# PROVIDED RECORDS start

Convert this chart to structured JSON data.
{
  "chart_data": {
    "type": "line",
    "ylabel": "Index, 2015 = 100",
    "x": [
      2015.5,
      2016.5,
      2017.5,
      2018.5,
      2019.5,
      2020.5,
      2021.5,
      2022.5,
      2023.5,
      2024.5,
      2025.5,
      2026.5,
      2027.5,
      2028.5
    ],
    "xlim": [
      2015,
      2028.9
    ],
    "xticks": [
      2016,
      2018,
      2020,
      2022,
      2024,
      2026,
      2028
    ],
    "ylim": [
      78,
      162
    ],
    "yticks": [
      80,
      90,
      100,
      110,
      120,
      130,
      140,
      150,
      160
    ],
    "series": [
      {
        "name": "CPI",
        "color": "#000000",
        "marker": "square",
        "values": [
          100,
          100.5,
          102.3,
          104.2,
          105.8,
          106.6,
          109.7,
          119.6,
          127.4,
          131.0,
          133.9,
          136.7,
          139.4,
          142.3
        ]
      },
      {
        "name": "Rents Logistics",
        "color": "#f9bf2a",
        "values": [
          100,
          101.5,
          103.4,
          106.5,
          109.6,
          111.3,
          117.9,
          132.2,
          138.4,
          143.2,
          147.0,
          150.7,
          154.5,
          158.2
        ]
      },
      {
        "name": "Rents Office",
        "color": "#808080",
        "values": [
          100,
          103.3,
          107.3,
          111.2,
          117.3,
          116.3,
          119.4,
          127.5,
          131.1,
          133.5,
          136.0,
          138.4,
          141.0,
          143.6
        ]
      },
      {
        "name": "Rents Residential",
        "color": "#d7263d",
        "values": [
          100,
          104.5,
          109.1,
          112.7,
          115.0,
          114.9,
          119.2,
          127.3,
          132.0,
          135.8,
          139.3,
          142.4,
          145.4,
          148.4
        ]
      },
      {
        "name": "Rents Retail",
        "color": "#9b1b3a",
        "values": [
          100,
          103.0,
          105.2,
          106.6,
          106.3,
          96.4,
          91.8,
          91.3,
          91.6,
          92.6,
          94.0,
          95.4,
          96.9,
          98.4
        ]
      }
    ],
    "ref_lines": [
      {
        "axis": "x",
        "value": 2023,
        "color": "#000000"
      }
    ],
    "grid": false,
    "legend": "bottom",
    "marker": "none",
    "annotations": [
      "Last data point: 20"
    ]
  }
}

# PROVIDED RECORDS end

▶ [TASK DETAILS] Track down every line of the material containing the string "color", and copy it.

▶ [THE OUTPUT]
        "color": "#000000",
        "color": "#f9bf2a",
        "color": "#808080",
        "color": "#d7263d",
        "color": "#9b1b3a",
        "color": "#000000"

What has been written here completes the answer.